Would you restate all the data that follows, word for word?

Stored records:

#####

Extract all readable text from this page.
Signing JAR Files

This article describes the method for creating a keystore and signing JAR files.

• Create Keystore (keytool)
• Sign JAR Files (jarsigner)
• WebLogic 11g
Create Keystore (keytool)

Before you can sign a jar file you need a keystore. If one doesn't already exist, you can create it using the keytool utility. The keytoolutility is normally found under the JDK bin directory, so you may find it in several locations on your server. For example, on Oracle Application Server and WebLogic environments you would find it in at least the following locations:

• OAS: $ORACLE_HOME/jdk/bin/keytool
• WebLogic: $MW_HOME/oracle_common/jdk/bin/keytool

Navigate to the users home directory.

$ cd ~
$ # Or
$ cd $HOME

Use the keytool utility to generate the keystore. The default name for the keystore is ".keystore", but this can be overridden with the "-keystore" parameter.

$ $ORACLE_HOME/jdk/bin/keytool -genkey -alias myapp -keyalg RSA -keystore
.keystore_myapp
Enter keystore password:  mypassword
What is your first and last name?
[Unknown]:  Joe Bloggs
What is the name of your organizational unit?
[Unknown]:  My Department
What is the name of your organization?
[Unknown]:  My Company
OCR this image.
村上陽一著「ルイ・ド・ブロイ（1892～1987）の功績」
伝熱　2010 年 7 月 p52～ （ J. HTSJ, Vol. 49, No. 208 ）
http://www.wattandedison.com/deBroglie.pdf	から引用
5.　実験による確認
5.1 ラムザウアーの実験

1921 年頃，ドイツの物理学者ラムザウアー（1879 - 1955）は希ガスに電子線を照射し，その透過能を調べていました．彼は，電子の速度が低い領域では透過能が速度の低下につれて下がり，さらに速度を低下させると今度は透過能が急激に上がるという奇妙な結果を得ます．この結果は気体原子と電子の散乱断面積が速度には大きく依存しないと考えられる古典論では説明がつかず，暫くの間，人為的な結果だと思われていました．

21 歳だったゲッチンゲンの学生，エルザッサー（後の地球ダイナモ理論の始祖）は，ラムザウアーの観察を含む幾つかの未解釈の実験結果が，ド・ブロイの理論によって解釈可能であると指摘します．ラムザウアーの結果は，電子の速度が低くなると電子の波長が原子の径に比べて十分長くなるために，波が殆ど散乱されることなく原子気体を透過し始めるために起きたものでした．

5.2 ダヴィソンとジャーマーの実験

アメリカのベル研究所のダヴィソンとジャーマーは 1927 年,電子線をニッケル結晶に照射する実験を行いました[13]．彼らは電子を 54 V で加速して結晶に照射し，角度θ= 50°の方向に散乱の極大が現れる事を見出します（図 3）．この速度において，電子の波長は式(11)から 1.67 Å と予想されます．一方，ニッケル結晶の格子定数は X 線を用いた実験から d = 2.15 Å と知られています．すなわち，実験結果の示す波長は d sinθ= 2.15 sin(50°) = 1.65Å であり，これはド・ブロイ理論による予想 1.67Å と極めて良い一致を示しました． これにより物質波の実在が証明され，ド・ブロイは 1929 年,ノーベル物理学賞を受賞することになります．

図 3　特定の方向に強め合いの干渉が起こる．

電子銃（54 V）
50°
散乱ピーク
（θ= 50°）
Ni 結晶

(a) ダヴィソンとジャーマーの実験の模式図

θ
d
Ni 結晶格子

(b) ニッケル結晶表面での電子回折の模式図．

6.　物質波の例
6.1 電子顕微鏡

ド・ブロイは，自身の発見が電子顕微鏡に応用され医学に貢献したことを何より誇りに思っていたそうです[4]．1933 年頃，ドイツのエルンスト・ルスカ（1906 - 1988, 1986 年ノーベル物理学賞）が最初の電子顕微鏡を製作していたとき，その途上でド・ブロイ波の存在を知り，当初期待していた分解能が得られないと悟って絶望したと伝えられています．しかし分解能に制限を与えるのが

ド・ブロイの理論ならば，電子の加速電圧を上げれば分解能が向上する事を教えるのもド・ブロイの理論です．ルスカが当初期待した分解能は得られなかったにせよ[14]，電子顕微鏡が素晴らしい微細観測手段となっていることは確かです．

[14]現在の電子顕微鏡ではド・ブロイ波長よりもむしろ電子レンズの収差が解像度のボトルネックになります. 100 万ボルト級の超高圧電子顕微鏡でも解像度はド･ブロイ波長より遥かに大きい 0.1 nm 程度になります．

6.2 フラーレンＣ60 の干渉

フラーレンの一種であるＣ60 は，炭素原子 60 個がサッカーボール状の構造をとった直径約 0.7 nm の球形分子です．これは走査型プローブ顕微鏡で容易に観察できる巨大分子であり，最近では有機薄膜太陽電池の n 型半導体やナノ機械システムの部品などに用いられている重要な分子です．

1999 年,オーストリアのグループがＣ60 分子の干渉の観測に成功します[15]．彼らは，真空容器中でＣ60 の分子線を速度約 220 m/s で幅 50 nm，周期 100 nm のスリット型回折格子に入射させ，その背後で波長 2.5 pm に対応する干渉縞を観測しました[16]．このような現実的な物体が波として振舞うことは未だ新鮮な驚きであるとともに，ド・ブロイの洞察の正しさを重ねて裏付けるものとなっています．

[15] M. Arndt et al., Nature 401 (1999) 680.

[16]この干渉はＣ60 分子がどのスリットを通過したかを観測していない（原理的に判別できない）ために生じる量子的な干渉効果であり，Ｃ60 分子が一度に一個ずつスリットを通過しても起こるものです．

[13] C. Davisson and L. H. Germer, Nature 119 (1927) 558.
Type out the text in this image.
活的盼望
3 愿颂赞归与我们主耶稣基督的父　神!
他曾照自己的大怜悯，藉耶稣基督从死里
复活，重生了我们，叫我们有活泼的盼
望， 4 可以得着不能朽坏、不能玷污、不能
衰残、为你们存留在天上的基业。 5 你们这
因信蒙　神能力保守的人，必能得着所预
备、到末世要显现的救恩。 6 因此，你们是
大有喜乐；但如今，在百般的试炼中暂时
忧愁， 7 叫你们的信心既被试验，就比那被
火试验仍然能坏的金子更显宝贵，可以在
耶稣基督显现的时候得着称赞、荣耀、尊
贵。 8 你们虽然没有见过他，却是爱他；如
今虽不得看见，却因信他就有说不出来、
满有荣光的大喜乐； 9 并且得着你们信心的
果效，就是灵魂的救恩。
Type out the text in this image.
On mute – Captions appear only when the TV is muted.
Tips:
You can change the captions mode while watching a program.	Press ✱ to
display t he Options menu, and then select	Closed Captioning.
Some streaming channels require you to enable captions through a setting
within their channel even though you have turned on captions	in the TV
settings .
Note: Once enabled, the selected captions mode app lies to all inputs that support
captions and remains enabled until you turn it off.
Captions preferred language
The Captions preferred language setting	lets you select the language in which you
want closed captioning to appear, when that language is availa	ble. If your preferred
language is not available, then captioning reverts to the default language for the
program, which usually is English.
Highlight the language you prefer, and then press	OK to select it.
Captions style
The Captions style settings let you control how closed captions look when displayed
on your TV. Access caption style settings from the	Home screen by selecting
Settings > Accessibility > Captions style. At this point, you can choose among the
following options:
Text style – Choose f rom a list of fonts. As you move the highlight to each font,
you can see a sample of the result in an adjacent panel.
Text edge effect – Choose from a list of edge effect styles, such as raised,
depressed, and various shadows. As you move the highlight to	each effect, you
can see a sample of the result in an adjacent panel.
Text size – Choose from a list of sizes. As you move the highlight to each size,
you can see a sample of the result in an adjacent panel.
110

#####

## Completed exercise
Extract all readable text from this page.
Signing JAR Files

This article describes the method for creating a keystore and signing JAR files.

• Create Keystore (keytool)
• Sign JAR Files (jarsigner)
• WebLogic 11g
Create Keystore (keytool)

Before you can sign a jar file you need a keystore. If one doesn't already exist, you can create it using the keytool utility. The keytoolutility is normally found under the JDK bin directory, so you may find it in several locations on your server. For example, on Oracle Application Server and WebLogic environments you would find it in at least the following locations:

• OAS: $ORACLE_HOME/jdk/bin/keytool
• WebLogic: $MW_HOME/oracle_common/jdk/bin/keytool

Navigate to the users home directory.

$ cd ~
$ # Or
$ cd $HOME

Use the keytool utility to generate the keystore. The default name for the keystore is ".keystore", but this can be overridden with the "-keystore" parameter.

$ $ORACLE_HOME/jdk/bin/keytool -genkey -alias myapp -keyalg RSA -keystore
.keystore_myapp
Enter keystore password:  mypassword
What is your first and last name?
[Unknown]:  Joe Bloggs
What is the name of your organizational unit?
[Unknown]:  My Department
What is the name of your organization?
[Unknown]:  My Company
OCR this image.
村上陽一著「ルイ・ド・ブロイ（1892～1987）の功績」
伝熱　2010 年 7 月 p52～ （ J. HTSJ, Vol. 49, No. 208 ）
http://www.wattandedison.com/deBroglie.pdf	から引用
5.　実験による確認
5.1 ラムザウアーの実験

1921 年頃，ドイツの物理学者ラムザウアー（1879 - 1955）は希ガスに電子線を照射し，その透過能を調べていました．彼は，電子の速度が低い領域では透過能が速度の低下につれて下がり，さらに速度を低下させると今度は透過能が急激に上がるという奇妙な結果を得ます．この結果は気体原子と電子の散乱断面積が速度には大きく依存しないと考えられる古典論では説明がつかず，暫くの間，人為的な結果だと思われていました．

21 歳だったゲッチンゲンの学生，エルザッサー（後の地球ダイナモ理論の始祖）は，ラムザウアーの観察を含む幾つかの未解釈の実験結果が，ド・ブロイの理論によって解釈可能であると指摘します．ラムザウアーの結果は，電子の速度が低くなると電子の波長が原子の径に比べて十分長くなるために，波が殆ど散乱されることなく原子気体を透過し始めるために起きたものでした．

5.2 ダヴィソンとジャーマーの実験

アメリカのベル研究所のダヴィソンとジャーマーは 1927 年,電子線をニッケル結晶に照射する実験を行いました[13]．彼らは電子を 54 V で加速して結晶に照射し，角度θ= 50°の方向に散乱の極大が現れる事を見出します（図 3）．この速度において，電子の波長は式(11)から 1.67 Å と予想されます．一方，ニッケル結晶の格子定数は X 線を用いた実験から d = 2.15 Å と知られています．すなわち，実験結果の示す波長は d sinθ= 2.15 sin(50°) = 1.65Å であり，これはド・ブロイ理論による予想 1.67Å と極めて良い一致を示しました． これにより物質波の実在が証明され，ド・ブロイは 1929 年,ノーベル物理学賞を受賞することになります．

図 3　特定の方向に強め合いの干渉が起こる．

電子銃（54 V）
50°
散乱ピーク
（θ= 50°）
Ni 結晶

(a) ダヴィソンとジャーマーの実験の模式図

θ
d
Ni 結晶格子

(b) ニッケル結晶表面での電子回折の模式図．

6.　物質波の例
6.1 電子顕微鏡

ド・ブロイは，自身の発見が電子顕微鏡に応用され医学に貢献したことを何より誇りに思っていたそうです[4]．1933 年頃，ドイツのエルンスト・ルスカ（1906 - 1988, 1986 年ノーベル物理学賞）が最初の電子顕微鏡を製作していたとき，その途上でド・ブロイ波の存在を知り，当初期待していた分解能が得られないと悟って絶望したと伝えられています．しかし分解能に制限を与えるのが

ド・ブロイの理論ならば，電子の加速電圧を上げれば分解能が向上する事を教えるのもド・ブロイの理論です．ルスカが当初期待した分解能は得られなかったにせよ[14]，電子顕微鏡が素晴らしい微細観測手段となっていることは確かです．

[14]現在の電子顕微鏡ではド・ブロイ波長よりもむしろ電子レンズの収差が解像度のボトルネックになります. 100 万ボルト級の超高圧電子顕微鏡でも解像度はド･ブロイ波長より遥かに大きい 0.1 nm 程度になります．

6.2 フラーレンＣ60 の干渉

フラーレンの一種であるＣ60 は，炭素原子 60 個がサッカーボール状の構造をとった直径約 0.7 nm の球形分子です．これは走査型プローブ顕微鏡で容易に観察できる巨大分子であり，最近では有機薄膜太陽電池の n 型半導体やナノ機械システムの部品などに用いられている重要な分子です．

1999 年,オーストリアのグループがＣ60 分子の干渉の観測に成功します[15]．彼らは，真空容器中でＣ60 の分子線を速度約 220 m/s で幅 50 nm，周期 100 nm のスリット型回折格子に入射させ，その背後で波長 2.5 pm に対応する干渉縞を観測しました[16]．このような現実的な物体が波として振舞うことは未だ新鮮な驚きであるとともに，ド・ブロイの洞察の正しさを重ねて裏付けるものとなっています．

[15] M. Arndt et al., Nature 401 (1999) 680.

[16]この干渉はＣ60 分子がどのスリットを通過したかを観測していない（原理的に判別できない）ために生じる量子的な干渉効果であり，Ｃ60 分子が一度に一個ずつスリットを通過しても起こるものです．

[13] C. Davisson and L. H. Germer, Nature 119 (1927) 558.
Type out the text in this image.
活的盼望
3 愿颂赞归与我们主耶稣基督的父　神!
他曾照自己的大怜悯，藉耶稣基督从死里
复活，重生了我们，叫我们有活泼的盼
望， 4 可以得着不能朽坏、不能玷污、不能
衰残、为你们存留在天上的基业。 5 你们这
因信蒙　神能力保守的人，必能得着所预
备、到末世要显现的救恩。 6 因此，你们是
大有喜乐；但如今，在百般的试炼中暂时
忧愁， 7 叫你们的信心既被试验，就比那被
火试验仍然能坏的金子更显宝贵，可以在
耶稣基督显现的时候得着称赞、荣耀、尊
贵。 8 你们虽然没有见过他，却是爱他；如
今虽不得看见，却因信他就有说不出来、
满有荣光的大喜乐； 9 并且得着你们信心的
果效，就是灵魂的救恩。
Type out the text in this image.
On mute – Captions appear only when the TV is muted.
Tips:
You can change the captions mode while watching a program.	Press ✱ to
display t he Options menu, and then select	Closed Captioning.
Some streaming channels require you to enable captions through a setting
within their channel even though you have turned on captions	in the TV
settings .
Note: Once enabled, the selected captions mode app lies to all inputs that support
captions and remains enabled until you turn it off.
Captions preferred language
The Captions preferred language setting	lets you select the language in which you
want closed captioning to appear, when that language is availa	ble. If your preferred
language is not available, then captioning reverts to the default language for the
program, which usually is English.
Highlight the language you prefer, and then press	OK to select it.
Captions style
The Captions style settings let you control how closed captions look when displayed
on your TV. Access caption style settings from the	Home screen by selecting
Settings > Accessibility > Captions style. At this point, you can choose among the
following options:
Text style – Choose f rom a list of fonts. As you move the highlight to each font,
you can see a sample of the result in an adjacent panel.
Text edge effect – Choose from a list of edge effect styles, such as raised,
depressed, and various shadows. As you move the highlight to	each effect, you
can see a sample of the result in an adjacent panel.
Text size – Choose from a list of sizes. As you move the highlight to each size,
you can see a sample of the result in an adjacent panel.
110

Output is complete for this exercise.